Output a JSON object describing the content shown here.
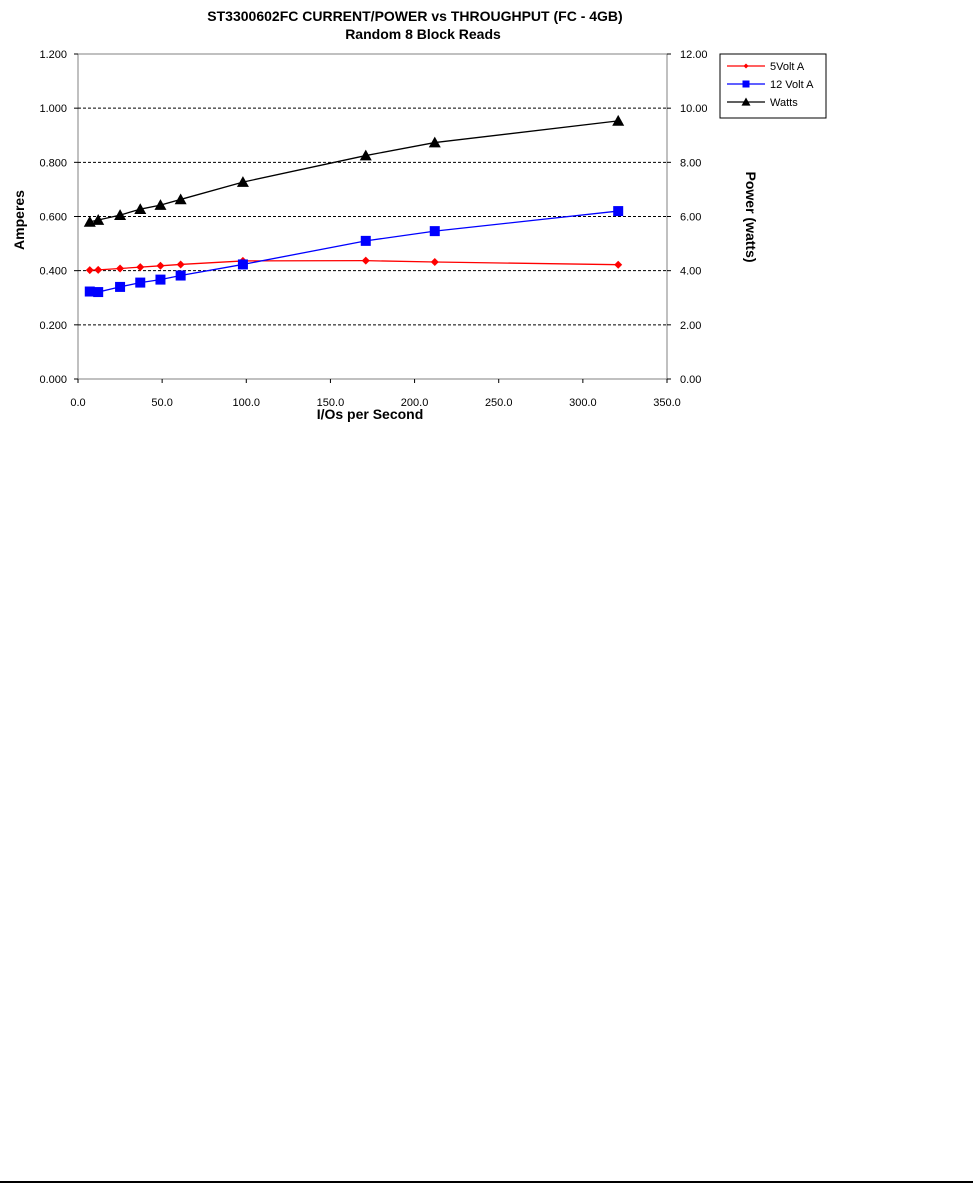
{
  "chart_data": {
    "type": "line",
    "title": "ST3300602FC CURRENT/POWER vs THROUGHPUT (FC - 4GB)",
    "subtitle": "Random 8 Block Reads",
    "xlabel": "I/Os per Second",
    "ylabel": "Amperes",
    "y2label": "Power (watts)",
    "xlim": [
      0,
      350
    ],
    "ylim": [
      0,
      1.2
    ],
    "y2lim": [
      0,
      12
    ],
    "x_ticks": [
      "0.0",
      "50.0",
      "100.0",
      "150.0",
      "200.0",
      "250.0",
      "300.0",
      "350.0"
    ],
    "y_ticks": [
      "0.000",
      "0.200",
      "0.400",
      "0.600",
      "0.800",
      "1.000",
      "1.200"
    ],
    "y2_ticks": [
      "0.00",
      "2.00",
      "4.00",
      "6.00",
      "8.00",
      "10.00",
      "12.00"
    ],
    "grid": "horizontal dashed",
    "legend_position": "right",
    "series": [
      {
        "name": "5Volt A",
        "axis": "left",
        "color": "#ff0000",
        "marker": "diamond",
        "x": [
          7,
          12,
          25,
          37,
          49,
          61,
          98,
          171,
          212,
          321
        ],
        "y": [
          0.402,
          0.403,
          0.408,
          0.413,
          0.418,
          0.423,
          0.436,
          0.437,
          0.432,
          0.422
        ]
      },
      {
        "name": "12 Volt A",
        "axis": "left",
        "color": "#0000ff",
        "marker": "square",
        "x": [
          7,
          12,
          25,
          37,
          49,
          61,
          98,
          171,
          212,
          321
        ],
        "y": [
          0.323,
          0.321,
          0.34,
          0.356,
          0.367,
          0.382,
          0.423,
          0.51,
          0.546,
          0.62
        ]
      },
      {
        "name": "Watts",
        "axis": "right",
        "color": "#000000",
        "marker": "triangle",
        "x": [
          7,
          12,
          25,
          37,
          49,
          61,
          98,
          171,
          212,
          321
        ],
        "y": [
          5.8,
          5.87,
          6.05,
          6.27,
          6.42,
          6.63,
          7.27,
          8.25,
          8.73,
          9.53
        ]
      }
    ]
  }
}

• _Task description_:
In the listing, find all lines with the string "marker" and copy them.

• _Output of the task_:
        "marker": "diamond",
        "marker": "square",
        "marker": "triangle",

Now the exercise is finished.